───── Given information ─────

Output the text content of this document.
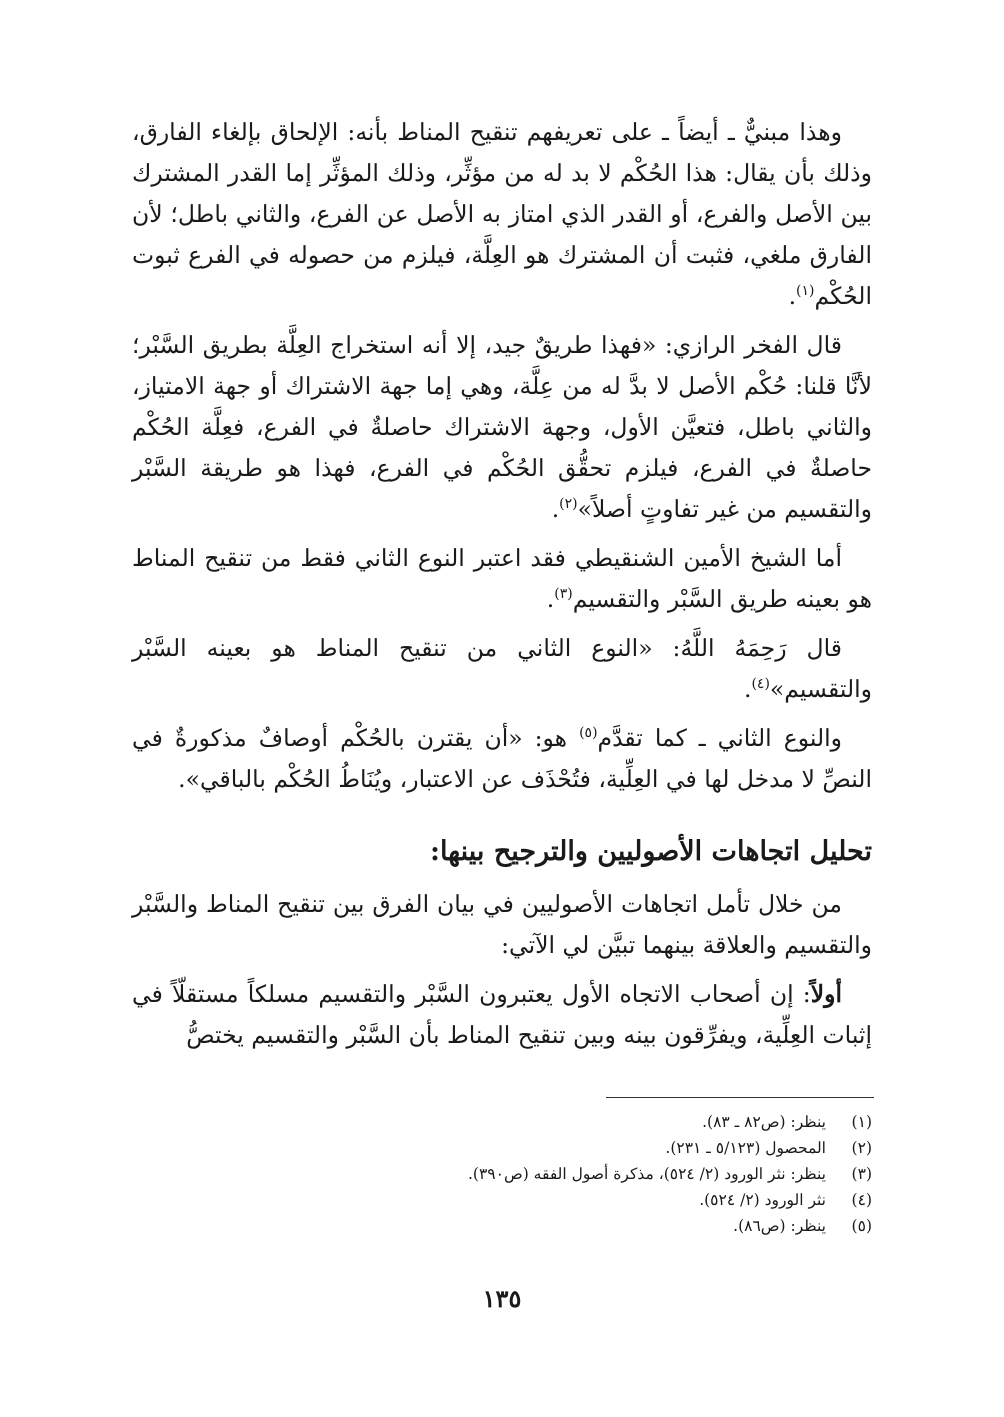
وهذا مبنيٌّ ـ أيضاً ـ على تعريفهم تنقيح المناط بأنه: الإلحاق بإلغاء الفارق، وذلك بأن يقال: هذا الحُكْم لا بد له من مؤثِّر، وذلك المؤثِّر إما القدر المشترك بين الأصل والفرع، أو القدر الذي امتاز به الأصل عن الفرع، والثاني باطل؛ لأن الفارق ملغي، فثبت أن المشترك هو العِلَّة، فيلزم من حصوله في الفرع ثبوت الحُكْم$^{(١)}$.

قال الفخر الرازي: «فهذا طريقٌ جيد، إلا أنه استخراج العِلَّة بطريق السَّبْر؛ لأنَّا قلنا: حُكْم الأصل لا بدَّ له من عِلَّة، وهي إما جهة الاشتراك أو جهة الامتياز، والثاني باطل، فتعيَّن الأول، وجهة الاشتراك حاصلةٌ في الفرع، فعِلَّة الحُكْم حاصلةٌ في الفرع، فيلزم تحقُّق الحُكْم في الفرع، فهذا هو طريقة السَّبْر والتقسيم من غير تفاوتٍ أصلاً»$^{(٢)}$.

أما الشيخ الأمين الشنقيطي فقد اعتبر النوع الثاني فقط من تنقيح المناط هو بعينه طريق السَّبْر والتقسيم$^{(٣)}$.

قال رَحِمَهُ اللَّهُ: «النوع الثاني من تنقيح المناط هو بعينه السَّبْر والتقسيم»$^{(٤)}$.

والنوع الثاني ـ كما تقدَّم$^{(٥)}$ هو: «أن يقترن بالحُكْم أوصافٌ مذكورةٌ في النصِّ لا مدخل لها في العِلِّية، فتُحْذَف عن الاعتبار، ويُنَاطُ الحُكْم بالباقي».

تحليل اتجاهات الأصوليين والترجيح بينها:

من خلال تأمل اتجاهات الأصوليين في بيان الفرق بين تنقيح المناط والسَّبْر والتقسيم والعلاقة بينهما تبيَّن لي الآتي:

أولاً: إن أصحاب الاتجاه الأول يعتبرون السَّبْر والتقسيم مسلكاً مستقلّاً في إثبات العِلِّية، ويفرِّقون بينه وبين تنقيح المناط بأن السَّبْر والتقسيم يختصُّ

(١)
ينظر: (ص٨٢ ـ ٨٣).
(٢)
المحصول (٥/١٢٣ ـ ٢٣١).
(٣)
ينظر: نثر الورود (٢/ ٥٢٤)، مذكرة أصول الفقه (ص٣٩٠).
(٤)
نثر الورود (٢/ ٥٢٤).
(٥)
ينظر: (ص٨٦).
١٣٥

─────

Repeat the material above word for word, please, apart from its images.

Output the text content of this document.
وهذا مبنيٌّ ـ أيضاً ـ على تعريفهم تنقيح المناط بأنه: الإلحاق بإلغاء الفارق، وذلك بأن يقال: هذا الحُكْم لا بد له من مؤثِّر، وذلك المؤثِّر إما القدر المشترك بين الأصل والفرع، أو القدر الذي امتاز به الأصل عن الفرع، والثاني باطل؛ لأن الفارق ملغي، فثبت أن المشترك هو العِلَّة، فيلزم من حصوله في الفرع ثبوت الحُكْم$^{(١)}$.

قال الفخر الرازي: «فهذا طريقٌ جيد، إلا أنه استخراج العِلَّة بطريق السَّبْر؛ لأنَّا قلنا: حُكْم الأصل لا بدَّ له من عِلَّة، وهي إما جهة الاشتراك أو جهة الامتياز، والثاني باطل، فتعيَّن الأول، وجهة الاشتراك حاصلةٌ في الفرع، فعِلَّة الحُكْم حاصلةٌ في الفرع، فيلزم تحقُّق الحُكْم في الفرع، فهذا هو طريقة السَّبْر والتقسيم من غير تفاوتٍ أصلاً»$^{(٢)}$.

أما الشيخ الأمين الشنقيطي فقد اعتبر النوع الثاني فقط من تنقيح المناط هو بعينه طريق السَّبْر والتقسيم$^{(٣)}$.

قال رَحِمَهُ اللَّهُ: «النوع الثاني من تنقيح المناط هو بعينه السَّبْر والتقسيم»$^{(٤)}$.

والنوع الثاني ـ كما تقدَّم$^{(٥)}$ هو: «أن يقترن بالحُكْم أوصافٌ مذكورةٌ في النصِّ لا مدخل لها في العِلِّية، فتُحْذَف عن الاعتبار، ويُنَاطُ الحُكْم بالباقي».

تحليل اتجاهات الأصوليين والترجيح بينها:

من خلال تأمل اتجاهات الأصوليين في بيان الفرق بين تنقيح المناط والسَّبْر والتقسيم والعلاقة بينهما تبيَّن لي الآتي:

أولاً: إن أصحاب الاتجاه الأول يعتبرون السَّبْر والتقسيم مسلكاً مستقلّاً في إثبات العِلِّية، ويفرِّقون بينه وبين تنقيح المناط بأن السَّبْر والتقسيم يختصُّ

(١)
ينظر: (ص٨٢ ـ ٨٣).
(٢)
المحصول (٥/١٢٣ ـ ٢٣١).
(٣)
ينظر: نثر الورود (٢/ ٥٢٤)، مذكرة أصول الفقه (ص٣٩٠).
(٤)
نثر الورود (٢/ ٥٢٤).
(٥)
ينظر: (ص٨٦).
١٣٥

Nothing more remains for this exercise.